◆ GIVEN TASK ◆
Using the listing below, copy every line that mentions "name".

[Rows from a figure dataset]
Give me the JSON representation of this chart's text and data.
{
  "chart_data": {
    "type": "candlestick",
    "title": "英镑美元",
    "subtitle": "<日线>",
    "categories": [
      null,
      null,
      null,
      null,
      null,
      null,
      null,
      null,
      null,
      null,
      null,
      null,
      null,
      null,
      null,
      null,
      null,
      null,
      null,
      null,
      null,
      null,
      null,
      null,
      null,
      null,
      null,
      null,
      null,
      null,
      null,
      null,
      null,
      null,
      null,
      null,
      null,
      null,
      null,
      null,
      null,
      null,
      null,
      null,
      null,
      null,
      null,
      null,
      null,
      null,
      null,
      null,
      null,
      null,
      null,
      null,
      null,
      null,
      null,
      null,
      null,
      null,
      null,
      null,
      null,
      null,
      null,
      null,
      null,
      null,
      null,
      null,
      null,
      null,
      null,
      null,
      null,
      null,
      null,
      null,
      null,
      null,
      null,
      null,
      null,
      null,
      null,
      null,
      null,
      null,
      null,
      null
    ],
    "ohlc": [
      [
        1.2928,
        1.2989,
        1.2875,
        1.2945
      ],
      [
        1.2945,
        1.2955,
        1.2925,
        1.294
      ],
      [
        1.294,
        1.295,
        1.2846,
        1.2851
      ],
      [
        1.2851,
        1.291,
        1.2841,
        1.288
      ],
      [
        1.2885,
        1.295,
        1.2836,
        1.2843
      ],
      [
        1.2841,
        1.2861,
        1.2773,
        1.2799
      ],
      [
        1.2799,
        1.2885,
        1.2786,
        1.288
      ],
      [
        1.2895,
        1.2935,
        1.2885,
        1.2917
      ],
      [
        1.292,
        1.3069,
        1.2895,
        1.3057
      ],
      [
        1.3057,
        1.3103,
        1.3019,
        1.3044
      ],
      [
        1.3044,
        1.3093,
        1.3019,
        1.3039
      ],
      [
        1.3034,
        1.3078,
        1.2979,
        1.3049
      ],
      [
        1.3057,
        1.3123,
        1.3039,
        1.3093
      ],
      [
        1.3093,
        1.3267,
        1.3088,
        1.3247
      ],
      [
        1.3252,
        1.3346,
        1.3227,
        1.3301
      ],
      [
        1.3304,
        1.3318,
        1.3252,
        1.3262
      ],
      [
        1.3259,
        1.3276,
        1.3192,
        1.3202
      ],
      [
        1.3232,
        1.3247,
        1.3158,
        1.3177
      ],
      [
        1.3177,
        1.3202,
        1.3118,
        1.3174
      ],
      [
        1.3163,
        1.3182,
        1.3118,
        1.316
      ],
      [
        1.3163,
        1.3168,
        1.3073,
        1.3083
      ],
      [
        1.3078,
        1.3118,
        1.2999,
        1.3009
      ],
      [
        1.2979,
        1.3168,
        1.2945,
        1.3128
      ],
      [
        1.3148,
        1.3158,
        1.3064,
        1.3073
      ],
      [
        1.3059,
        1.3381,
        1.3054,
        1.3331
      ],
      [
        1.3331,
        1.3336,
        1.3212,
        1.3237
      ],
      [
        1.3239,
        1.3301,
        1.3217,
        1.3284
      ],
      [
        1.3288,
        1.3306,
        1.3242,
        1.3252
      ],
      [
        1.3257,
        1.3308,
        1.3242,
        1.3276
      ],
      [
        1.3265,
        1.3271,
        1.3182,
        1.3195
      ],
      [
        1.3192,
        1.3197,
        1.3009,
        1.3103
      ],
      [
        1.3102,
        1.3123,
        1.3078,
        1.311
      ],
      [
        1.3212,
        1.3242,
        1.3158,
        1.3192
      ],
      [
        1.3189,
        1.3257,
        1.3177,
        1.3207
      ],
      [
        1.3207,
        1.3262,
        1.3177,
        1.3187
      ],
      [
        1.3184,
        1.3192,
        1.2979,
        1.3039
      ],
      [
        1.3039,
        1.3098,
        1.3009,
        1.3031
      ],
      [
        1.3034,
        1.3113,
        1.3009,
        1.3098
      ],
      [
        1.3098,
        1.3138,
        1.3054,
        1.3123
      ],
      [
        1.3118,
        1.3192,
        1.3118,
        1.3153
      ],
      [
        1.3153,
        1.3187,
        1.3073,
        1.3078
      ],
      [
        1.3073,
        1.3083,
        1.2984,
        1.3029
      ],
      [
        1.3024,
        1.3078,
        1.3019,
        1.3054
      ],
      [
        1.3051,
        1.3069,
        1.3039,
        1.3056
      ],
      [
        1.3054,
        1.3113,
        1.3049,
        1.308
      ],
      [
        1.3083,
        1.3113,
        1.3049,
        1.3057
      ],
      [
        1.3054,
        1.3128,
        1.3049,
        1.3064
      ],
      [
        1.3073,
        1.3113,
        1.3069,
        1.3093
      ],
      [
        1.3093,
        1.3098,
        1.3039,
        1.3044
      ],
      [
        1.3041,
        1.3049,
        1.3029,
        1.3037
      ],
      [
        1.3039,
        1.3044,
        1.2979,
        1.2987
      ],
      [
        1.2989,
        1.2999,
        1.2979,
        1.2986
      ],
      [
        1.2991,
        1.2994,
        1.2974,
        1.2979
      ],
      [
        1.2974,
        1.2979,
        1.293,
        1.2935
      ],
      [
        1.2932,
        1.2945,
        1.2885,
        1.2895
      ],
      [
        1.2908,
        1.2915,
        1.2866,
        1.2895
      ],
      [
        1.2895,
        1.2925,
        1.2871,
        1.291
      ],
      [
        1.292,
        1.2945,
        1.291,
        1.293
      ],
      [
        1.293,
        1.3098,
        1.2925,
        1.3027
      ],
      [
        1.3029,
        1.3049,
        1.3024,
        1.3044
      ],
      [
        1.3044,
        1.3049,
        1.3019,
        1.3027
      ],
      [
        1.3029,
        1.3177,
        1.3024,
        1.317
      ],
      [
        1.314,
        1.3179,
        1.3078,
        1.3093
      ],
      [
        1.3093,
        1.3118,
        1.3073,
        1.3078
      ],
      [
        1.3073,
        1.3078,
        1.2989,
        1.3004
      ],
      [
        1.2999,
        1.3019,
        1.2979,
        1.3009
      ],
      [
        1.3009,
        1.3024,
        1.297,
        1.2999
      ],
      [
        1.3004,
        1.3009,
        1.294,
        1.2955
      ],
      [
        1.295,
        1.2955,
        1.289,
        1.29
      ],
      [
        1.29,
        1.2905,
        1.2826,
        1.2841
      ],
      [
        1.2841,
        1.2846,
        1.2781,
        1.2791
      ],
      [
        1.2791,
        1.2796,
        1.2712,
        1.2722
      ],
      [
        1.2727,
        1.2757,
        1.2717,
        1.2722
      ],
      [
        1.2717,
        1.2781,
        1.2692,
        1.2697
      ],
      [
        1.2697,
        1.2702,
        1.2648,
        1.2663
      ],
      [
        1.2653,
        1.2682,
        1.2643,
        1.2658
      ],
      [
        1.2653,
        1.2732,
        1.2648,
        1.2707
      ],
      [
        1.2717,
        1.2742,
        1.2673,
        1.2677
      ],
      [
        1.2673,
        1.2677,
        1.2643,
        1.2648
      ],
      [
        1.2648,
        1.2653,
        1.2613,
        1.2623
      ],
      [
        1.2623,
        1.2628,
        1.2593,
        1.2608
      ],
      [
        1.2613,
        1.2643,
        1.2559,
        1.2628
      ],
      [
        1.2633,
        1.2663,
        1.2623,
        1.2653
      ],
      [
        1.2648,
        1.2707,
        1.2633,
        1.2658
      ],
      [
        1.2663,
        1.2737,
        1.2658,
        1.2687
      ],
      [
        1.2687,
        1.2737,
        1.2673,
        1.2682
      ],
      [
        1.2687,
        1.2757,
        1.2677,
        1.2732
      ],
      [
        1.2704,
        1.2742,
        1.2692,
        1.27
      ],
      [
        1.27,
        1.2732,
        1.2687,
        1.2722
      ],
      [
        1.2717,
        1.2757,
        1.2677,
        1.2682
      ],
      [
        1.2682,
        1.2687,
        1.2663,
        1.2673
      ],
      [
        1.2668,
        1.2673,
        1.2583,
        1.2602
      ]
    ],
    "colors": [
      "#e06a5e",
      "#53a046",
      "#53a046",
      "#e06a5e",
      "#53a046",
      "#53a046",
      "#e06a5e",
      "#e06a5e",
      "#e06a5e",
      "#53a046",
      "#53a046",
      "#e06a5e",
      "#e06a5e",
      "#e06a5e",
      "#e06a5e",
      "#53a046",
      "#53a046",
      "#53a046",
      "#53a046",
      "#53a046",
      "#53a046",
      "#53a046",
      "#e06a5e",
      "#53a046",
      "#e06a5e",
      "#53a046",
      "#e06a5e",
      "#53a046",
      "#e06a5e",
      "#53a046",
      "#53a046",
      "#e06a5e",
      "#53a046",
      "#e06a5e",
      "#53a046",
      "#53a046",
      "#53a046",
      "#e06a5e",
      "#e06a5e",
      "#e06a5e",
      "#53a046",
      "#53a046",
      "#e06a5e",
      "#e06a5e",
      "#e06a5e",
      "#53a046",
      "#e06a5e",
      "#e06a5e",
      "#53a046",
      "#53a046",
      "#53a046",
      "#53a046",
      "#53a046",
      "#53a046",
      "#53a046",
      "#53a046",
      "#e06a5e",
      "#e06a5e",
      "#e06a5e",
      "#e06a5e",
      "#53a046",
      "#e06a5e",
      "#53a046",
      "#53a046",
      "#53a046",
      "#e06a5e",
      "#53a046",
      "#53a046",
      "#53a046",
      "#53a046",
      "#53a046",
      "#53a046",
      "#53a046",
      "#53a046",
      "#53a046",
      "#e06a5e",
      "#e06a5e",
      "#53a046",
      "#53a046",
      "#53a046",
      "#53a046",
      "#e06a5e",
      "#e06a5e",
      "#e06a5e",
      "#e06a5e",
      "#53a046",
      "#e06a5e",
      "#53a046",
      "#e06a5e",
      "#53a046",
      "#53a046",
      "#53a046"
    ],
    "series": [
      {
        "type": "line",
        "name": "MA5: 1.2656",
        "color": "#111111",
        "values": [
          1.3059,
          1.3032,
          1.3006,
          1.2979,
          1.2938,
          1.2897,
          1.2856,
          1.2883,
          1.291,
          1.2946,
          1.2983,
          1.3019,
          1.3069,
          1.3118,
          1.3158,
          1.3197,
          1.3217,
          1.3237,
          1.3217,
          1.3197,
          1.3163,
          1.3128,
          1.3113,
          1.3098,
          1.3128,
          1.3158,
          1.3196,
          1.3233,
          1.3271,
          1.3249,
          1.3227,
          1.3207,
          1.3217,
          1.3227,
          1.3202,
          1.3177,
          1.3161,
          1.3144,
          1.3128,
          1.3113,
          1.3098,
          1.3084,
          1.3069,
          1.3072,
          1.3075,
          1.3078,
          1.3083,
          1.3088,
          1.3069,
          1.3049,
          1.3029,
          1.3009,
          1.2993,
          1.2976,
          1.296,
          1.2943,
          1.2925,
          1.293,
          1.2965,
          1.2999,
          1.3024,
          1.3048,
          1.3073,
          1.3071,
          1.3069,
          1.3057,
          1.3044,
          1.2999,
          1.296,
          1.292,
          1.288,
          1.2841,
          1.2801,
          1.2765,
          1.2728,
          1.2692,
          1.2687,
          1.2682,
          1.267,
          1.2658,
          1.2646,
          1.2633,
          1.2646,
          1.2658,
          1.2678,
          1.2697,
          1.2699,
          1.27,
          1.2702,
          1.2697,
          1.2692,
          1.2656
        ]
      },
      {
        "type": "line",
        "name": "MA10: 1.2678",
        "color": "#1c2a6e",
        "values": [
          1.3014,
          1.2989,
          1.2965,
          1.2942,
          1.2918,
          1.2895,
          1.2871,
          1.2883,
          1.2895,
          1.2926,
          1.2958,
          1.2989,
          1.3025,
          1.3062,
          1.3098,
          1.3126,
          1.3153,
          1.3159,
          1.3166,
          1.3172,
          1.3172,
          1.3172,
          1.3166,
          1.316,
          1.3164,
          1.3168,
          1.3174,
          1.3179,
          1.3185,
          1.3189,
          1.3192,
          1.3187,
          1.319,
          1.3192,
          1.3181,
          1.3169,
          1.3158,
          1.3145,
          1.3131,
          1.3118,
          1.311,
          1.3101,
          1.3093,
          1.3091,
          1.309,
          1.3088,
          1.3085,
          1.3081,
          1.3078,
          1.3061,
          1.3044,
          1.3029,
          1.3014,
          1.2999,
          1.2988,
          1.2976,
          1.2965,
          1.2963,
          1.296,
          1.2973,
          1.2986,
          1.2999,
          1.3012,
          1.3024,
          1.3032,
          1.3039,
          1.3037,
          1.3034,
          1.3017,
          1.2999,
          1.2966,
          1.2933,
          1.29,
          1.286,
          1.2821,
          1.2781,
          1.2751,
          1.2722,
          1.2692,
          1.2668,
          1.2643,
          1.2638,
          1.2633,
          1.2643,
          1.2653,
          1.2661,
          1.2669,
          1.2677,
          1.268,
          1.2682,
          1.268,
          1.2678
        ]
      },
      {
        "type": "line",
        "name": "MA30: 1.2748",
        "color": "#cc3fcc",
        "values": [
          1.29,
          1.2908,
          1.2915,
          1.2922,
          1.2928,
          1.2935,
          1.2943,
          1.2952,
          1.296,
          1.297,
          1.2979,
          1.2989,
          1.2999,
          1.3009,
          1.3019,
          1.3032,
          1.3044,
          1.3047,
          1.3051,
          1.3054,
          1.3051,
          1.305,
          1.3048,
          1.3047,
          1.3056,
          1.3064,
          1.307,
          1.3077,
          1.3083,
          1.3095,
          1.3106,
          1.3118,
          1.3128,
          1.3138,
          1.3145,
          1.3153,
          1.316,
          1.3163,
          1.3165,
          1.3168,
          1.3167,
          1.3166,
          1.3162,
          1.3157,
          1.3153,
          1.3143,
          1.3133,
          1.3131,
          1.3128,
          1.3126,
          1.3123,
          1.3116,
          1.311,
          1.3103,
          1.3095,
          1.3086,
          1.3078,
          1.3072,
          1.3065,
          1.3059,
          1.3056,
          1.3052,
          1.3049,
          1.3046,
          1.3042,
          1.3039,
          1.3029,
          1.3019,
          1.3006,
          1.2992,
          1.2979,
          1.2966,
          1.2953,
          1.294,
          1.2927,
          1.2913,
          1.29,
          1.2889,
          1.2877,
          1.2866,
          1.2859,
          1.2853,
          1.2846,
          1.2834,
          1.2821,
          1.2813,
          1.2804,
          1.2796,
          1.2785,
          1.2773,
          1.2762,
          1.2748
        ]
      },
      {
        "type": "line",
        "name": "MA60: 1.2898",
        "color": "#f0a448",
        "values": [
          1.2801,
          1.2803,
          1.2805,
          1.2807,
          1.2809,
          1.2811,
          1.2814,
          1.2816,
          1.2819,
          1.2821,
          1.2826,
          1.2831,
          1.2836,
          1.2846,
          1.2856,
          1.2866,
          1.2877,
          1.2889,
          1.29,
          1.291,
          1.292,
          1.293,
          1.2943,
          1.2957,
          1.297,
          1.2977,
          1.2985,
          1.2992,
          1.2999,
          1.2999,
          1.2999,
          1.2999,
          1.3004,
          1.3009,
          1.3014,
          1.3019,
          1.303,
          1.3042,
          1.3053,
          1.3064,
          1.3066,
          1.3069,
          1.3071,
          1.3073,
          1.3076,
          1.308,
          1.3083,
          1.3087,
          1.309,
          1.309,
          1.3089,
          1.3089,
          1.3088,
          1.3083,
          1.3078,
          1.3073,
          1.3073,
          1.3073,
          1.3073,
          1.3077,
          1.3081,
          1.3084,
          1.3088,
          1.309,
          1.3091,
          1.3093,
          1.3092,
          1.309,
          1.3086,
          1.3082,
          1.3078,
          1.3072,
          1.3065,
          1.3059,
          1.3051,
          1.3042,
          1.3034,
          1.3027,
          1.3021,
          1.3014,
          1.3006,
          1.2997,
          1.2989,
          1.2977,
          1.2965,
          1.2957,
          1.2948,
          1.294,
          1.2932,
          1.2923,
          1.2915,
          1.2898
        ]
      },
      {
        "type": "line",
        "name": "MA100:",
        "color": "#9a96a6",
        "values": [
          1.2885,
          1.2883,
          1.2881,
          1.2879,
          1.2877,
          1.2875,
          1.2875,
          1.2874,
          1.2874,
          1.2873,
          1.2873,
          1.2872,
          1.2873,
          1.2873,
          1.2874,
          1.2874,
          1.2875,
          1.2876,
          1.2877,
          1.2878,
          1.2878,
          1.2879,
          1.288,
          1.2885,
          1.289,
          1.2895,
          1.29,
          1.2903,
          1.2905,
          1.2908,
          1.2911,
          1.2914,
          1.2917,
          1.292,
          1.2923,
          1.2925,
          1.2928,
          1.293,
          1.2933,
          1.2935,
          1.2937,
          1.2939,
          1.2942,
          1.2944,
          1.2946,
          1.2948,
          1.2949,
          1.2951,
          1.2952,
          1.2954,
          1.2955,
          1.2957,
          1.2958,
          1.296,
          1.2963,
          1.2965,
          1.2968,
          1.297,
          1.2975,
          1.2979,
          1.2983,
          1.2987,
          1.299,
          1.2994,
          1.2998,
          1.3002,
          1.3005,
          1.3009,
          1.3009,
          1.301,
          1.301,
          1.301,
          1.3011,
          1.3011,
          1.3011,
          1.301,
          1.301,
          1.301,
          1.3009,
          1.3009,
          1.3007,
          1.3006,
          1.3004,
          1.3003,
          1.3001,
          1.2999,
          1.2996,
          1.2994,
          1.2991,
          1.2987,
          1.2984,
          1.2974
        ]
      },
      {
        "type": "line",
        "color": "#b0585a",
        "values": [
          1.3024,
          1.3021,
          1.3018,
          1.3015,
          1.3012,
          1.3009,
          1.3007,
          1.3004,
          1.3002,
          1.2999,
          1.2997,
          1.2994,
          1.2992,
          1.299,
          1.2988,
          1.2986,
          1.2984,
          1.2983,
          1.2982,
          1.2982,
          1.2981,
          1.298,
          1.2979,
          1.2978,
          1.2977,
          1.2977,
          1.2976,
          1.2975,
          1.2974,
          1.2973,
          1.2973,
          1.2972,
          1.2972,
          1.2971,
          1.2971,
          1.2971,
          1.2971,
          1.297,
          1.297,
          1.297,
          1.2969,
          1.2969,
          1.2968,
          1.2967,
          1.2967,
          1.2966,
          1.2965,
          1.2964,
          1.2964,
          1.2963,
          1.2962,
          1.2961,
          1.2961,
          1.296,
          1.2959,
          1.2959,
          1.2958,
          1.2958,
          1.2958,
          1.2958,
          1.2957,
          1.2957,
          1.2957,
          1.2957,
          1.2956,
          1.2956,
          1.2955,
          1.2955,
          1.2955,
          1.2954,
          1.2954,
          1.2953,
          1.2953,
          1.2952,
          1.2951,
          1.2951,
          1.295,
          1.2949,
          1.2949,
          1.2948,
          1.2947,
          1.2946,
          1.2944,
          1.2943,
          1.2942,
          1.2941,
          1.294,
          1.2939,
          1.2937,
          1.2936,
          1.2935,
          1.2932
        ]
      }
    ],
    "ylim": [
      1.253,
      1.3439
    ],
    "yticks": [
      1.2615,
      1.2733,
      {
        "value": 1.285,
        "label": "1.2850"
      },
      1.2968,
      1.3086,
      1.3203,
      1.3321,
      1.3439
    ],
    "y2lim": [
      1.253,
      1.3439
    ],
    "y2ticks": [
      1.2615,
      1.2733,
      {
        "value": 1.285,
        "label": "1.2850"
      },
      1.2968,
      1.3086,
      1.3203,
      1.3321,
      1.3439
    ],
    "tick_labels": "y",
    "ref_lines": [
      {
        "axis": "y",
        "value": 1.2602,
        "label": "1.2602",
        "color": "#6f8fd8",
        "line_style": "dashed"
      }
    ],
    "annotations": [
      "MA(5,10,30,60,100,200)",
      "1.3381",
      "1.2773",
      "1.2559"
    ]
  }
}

◆ PROBLEM SOLUTION ◆
        "name": "MA5: 1.2656",
        "name": "MA10: 1.2678",
        "name": "MA30: 1.2748",
        "name": "MA60: 1.2898",
        "name": "MA100:",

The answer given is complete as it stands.